---- GIVEN DATA

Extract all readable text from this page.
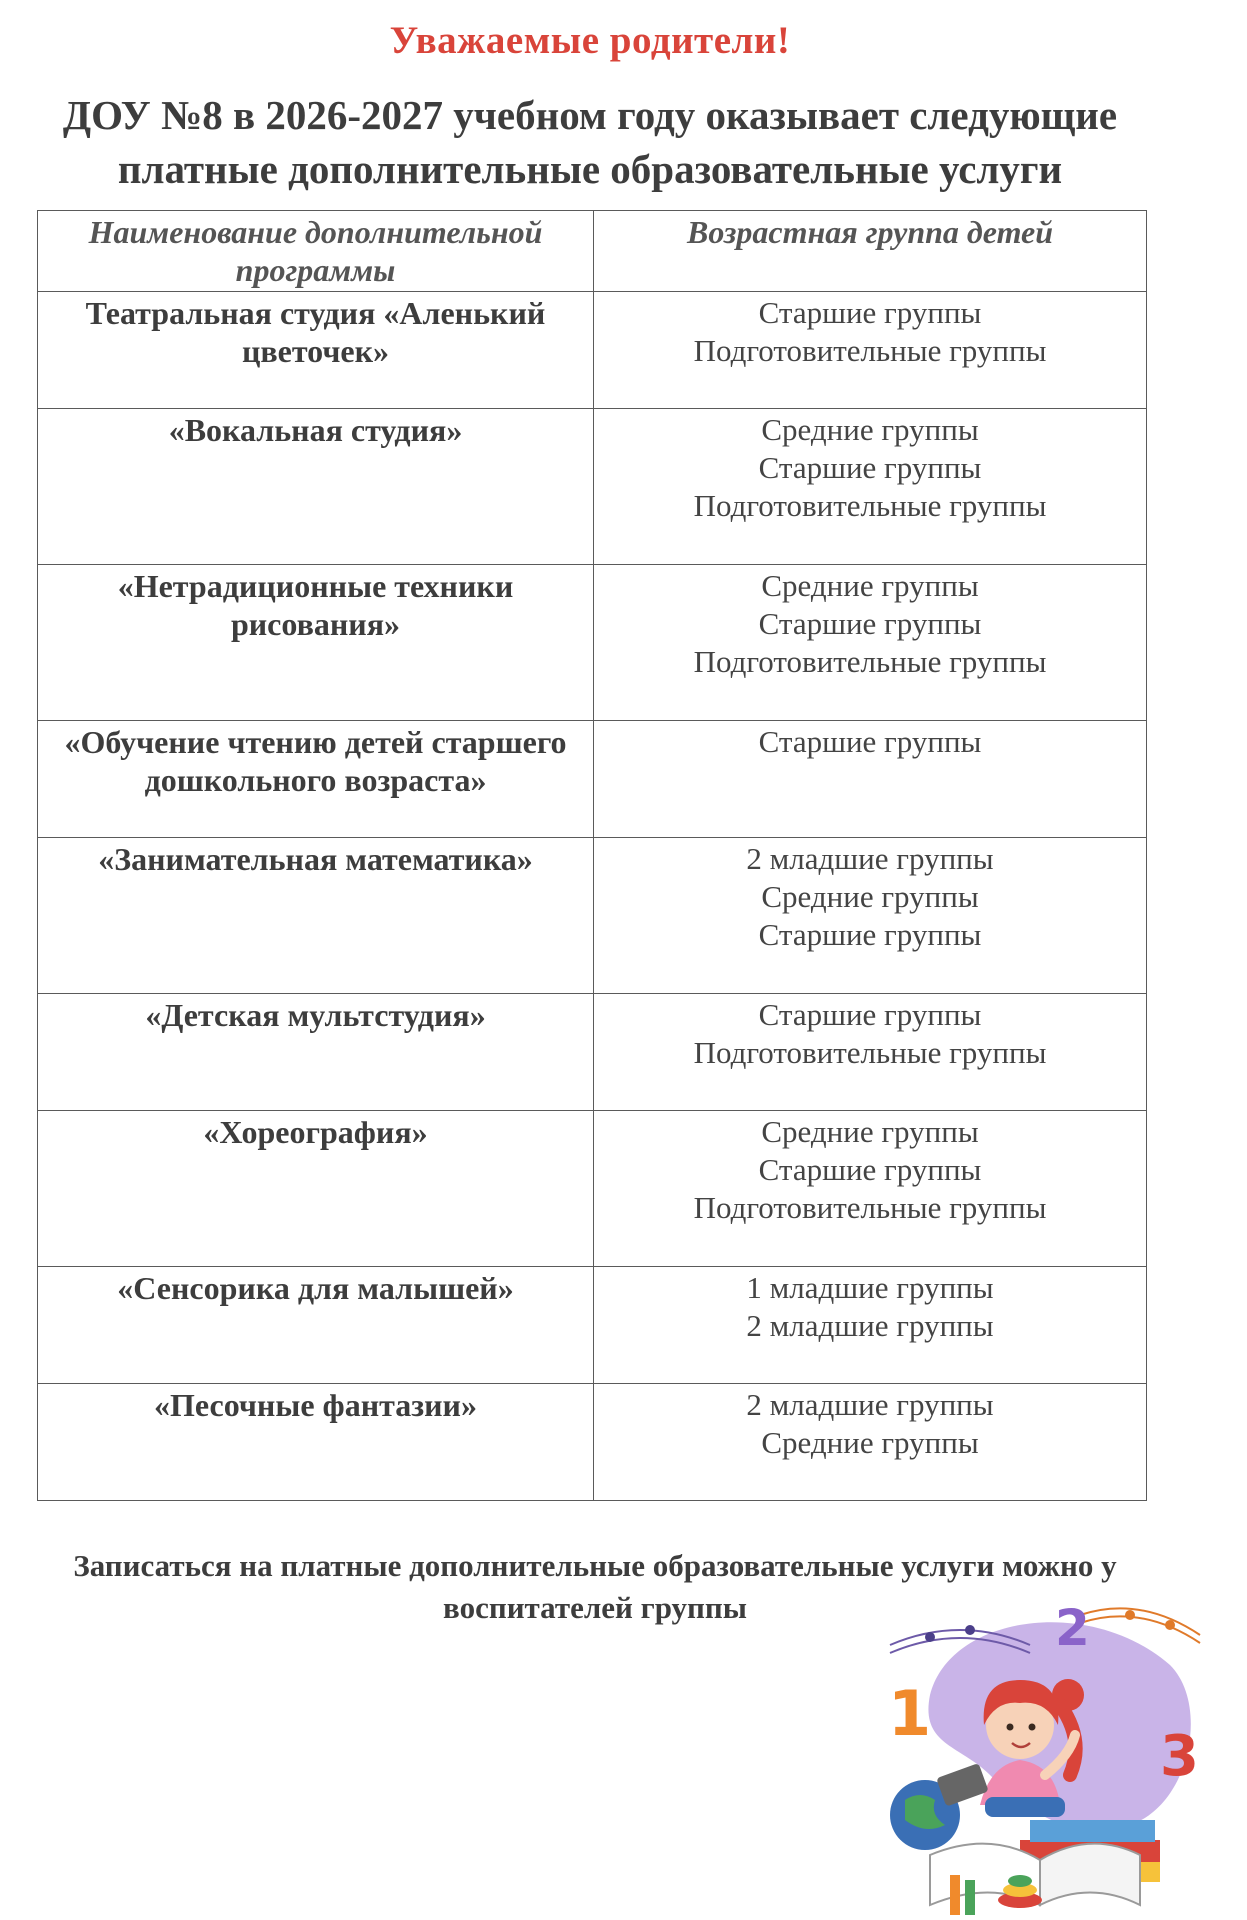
Уважаемые родители!
ДОУ №8 в 2026-2027 учебном году оказывает следующие платные дополнительные образовательные услуги
Наименование дополнительной программы	Возрастная группа детей
Театральная студия «Аленький цветочек»	Старшие группы
Подготовительные группы

«Вокальная студия»	Средние группы
Старшие группы
Подготовительные группы

«Нетрадиционные техники рисования»	Средние группы
Старшие группы
Подготовительные группы

«Обучение чтению детей старшего дошкольного возраста»	Старшие группы

«Занимательная математика»	2 младшие группы
Средние группы
Старшие группы

«Детская мультстудия»	Старшие группы
Подготовительные группы

«Хореография»	Средние группы
Старшие группы
Подготовительные группы

«Сенсорика для малышей»	1 младшие группы
2 младшие группы

«Песочные фантазии»	2 младшие группы
Средние группы
Записаться на платные дополнительные образовательные услуги можно у воспитателей группы
1
2
3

--------

■ **TASK PROMPT**:
Repeat the entries exactly and keep the pictures out of the copy.

■ **RESPONSE TO THE TASK**:
Extract all readable text from this page.
Уважаемые родители!
ДОУ №8 в 2026-2027 учебном году оказывает следующие платные дополнительные образовательные услуги
Наименование дополнительной программы	Возрастная группа детей
Театральная студия «Аленький цветочек»	Старшие группы
Подготовительные группы

«Вокальная студия»	Средние группы
Старшие группы
Подготовительные группы

«Нетрадиционные техники рисования»	Средние группы
Старшие группы
Подготовительные группы

«Обучение чтению детей старшего дошкольного возраста»	Старшие группы

«Занимательная математика»	2 младшие группы
Средние группы
Старшие группы

«Детская мультстудия»	Старшие группы
Подготовительные группы

«Хореография»	Средние группы
Старшие группы
Подготовительные группы

«Сенсорика для малышей»	1 младшие группы
2 младшие группы

«Песочные фантазии»	2 младшие группы
Средние группы
Записаться на платные дополнительные образовательные услуги можно у воспитателей группы
1
2
3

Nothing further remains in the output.